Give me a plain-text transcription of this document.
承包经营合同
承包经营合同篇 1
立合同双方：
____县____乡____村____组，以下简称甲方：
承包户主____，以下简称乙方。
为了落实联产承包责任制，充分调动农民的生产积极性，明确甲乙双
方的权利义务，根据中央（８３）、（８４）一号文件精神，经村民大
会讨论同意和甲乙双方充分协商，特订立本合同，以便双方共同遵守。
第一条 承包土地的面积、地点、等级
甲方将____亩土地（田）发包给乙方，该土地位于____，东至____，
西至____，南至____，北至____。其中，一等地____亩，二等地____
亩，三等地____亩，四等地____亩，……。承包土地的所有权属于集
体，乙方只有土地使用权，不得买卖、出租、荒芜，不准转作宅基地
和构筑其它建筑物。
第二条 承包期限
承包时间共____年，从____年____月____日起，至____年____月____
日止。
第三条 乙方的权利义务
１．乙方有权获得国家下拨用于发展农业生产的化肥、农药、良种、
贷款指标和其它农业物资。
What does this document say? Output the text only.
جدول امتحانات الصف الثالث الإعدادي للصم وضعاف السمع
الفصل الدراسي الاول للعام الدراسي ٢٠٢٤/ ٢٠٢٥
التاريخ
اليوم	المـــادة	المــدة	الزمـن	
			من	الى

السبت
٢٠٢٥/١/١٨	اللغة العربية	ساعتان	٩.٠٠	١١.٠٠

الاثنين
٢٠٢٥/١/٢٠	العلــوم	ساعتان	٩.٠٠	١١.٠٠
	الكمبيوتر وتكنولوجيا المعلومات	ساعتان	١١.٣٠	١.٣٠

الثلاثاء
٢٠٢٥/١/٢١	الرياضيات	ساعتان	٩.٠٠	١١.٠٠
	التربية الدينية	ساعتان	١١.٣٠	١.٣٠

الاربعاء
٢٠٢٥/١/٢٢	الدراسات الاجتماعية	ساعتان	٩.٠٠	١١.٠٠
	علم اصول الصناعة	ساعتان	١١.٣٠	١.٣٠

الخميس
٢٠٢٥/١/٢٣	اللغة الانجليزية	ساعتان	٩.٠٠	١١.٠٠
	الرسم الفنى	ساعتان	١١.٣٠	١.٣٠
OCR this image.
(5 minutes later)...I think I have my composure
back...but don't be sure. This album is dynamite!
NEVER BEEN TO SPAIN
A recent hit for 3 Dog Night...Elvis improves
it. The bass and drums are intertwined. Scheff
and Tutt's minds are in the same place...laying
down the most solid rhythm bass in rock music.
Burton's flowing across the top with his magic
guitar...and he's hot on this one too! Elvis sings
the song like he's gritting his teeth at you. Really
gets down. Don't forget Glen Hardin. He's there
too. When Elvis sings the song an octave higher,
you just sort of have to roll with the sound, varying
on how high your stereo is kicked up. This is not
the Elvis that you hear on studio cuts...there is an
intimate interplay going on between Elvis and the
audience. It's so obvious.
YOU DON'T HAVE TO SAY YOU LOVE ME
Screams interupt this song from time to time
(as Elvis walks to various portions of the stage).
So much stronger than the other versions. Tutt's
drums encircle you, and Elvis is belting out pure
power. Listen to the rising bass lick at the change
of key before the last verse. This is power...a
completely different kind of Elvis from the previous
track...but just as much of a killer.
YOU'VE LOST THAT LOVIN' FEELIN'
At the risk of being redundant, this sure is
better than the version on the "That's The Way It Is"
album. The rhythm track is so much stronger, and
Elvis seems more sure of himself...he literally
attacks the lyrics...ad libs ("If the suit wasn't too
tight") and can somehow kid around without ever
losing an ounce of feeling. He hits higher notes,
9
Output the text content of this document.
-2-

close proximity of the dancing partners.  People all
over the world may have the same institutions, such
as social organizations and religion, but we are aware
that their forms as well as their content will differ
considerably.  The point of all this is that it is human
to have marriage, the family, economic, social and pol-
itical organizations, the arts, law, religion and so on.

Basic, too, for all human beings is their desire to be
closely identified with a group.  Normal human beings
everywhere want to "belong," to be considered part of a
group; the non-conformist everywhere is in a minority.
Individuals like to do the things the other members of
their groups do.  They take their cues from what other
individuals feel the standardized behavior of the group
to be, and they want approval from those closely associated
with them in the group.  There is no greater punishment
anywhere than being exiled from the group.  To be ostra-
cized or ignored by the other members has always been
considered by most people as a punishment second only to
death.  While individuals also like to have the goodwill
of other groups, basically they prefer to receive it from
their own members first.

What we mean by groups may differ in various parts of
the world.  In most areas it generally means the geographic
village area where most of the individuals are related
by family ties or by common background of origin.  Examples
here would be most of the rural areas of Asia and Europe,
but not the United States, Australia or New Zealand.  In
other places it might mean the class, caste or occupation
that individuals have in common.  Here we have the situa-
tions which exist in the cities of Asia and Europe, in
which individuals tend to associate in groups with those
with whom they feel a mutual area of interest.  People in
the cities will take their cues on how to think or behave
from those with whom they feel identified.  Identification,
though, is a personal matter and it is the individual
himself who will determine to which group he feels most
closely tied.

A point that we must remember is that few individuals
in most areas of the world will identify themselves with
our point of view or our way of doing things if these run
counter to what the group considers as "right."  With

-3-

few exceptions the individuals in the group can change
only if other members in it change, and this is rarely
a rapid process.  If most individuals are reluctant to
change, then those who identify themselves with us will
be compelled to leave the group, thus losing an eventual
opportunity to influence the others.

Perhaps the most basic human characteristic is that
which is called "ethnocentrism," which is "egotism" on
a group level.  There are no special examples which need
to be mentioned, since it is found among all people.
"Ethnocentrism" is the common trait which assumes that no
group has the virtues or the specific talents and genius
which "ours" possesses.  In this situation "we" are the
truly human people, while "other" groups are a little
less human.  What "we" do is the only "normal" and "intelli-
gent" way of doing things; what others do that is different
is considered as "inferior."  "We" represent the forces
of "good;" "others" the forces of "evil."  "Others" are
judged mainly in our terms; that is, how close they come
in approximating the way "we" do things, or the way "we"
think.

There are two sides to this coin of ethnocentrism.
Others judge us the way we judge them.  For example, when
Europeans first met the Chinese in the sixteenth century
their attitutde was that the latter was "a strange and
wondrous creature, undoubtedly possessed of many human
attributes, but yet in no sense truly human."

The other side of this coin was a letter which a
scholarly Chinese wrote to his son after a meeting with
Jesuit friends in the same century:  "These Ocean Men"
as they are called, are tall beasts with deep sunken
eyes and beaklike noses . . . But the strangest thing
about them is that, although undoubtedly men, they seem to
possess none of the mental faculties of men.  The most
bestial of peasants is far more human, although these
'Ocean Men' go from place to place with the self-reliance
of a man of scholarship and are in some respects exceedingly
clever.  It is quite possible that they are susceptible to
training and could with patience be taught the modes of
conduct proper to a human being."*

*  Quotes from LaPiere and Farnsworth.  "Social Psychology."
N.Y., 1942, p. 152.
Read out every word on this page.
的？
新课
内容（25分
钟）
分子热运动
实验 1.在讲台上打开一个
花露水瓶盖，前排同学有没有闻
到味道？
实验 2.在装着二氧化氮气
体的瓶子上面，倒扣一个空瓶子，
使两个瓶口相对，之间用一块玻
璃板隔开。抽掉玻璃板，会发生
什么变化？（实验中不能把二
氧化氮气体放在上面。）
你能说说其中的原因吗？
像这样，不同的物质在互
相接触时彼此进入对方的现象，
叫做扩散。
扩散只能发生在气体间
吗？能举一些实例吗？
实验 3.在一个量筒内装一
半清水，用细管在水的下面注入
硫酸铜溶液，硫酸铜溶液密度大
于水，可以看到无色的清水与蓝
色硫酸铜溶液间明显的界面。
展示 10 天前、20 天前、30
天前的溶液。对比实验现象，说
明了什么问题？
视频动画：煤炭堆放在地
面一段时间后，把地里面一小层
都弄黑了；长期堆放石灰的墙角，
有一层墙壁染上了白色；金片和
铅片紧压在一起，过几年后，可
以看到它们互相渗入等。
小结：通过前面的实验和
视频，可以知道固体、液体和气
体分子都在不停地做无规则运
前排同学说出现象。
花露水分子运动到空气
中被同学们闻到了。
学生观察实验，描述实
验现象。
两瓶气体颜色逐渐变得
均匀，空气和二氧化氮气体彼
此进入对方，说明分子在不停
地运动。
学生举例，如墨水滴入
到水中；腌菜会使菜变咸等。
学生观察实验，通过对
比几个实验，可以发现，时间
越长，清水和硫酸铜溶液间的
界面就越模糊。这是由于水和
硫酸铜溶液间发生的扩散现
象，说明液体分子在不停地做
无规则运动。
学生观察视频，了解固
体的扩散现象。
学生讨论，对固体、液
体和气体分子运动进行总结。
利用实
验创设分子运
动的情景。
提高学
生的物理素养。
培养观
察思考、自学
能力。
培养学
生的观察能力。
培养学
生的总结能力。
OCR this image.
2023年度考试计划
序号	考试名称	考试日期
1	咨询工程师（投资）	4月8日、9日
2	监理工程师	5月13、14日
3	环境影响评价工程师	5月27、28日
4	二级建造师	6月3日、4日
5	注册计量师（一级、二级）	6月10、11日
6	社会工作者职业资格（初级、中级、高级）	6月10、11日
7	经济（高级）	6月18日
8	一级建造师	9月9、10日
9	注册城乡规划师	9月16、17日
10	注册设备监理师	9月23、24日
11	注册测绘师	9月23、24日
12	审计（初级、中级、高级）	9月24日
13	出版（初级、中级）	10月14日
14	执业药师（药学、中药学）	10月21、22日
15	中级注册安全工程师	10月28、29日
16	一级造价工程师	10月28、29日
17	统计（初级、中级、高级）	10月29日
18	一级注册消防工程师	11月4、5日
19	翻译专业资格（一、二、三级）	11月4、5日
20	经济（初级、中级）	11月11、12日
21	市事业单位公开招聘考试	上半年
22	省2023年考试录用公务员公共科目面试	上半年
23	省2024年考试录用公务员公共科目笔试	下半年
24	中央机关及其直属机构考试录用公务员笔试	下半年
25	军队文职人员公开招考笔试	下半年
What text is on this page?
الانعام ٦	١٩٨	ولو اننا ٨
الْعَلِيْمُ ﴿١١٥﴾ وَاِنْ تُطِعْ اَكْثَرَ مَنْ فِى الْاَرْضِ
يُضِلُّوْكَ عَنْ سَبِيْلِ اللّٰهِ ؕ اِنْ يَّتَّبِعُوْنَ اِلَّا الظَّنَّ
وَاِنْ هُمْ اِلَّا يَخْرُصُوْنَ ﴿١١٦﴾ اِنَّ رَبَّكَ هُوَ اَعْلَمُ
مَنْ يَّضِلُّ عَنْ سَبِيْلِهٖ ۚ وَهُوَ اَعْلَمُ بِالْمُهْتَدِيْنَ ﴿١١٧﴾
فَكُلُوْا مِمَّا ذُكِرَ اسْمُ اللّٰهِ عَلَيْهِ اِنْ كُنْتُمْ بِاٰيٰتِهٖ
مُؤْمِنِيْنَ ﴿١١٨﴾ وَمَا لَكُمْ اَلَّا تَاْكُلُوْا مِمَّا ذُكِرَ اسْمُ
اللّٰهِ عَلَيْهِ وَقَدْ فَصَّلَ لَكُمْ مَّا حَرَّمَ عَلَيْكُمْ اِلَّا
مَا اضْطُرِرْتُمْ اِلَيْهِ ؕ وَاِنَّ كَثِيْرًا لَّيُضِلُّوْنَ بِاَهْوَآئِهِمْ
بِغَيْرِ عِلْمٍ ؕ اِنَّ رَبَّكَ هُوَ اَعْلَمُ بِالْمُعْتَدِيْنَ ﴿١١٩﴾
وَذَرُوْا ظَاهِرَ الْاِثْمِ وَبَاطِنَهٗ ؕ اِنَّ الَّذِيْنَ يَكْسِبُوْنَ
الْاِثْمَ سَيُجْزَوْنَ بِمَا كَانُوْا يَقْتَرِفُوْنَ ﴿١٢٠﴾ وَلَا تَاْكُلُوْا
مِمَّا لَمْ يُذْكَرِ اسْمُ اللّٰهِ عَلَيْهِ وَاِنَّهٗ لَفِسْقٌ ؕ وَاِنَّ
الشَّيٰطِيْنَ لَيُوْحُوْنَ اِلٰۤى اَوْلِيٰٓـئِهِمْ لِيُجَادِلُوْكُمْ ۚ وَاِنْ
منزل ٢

*****

• GOAL OF THE EXERCISE: Where a line above holds the string "Ocean", show that line.

• FINAL ANSWER:
Jesuit friends in the same century:  "These Ocean Men"
'Ocean Men' go from place to place with the self-reliance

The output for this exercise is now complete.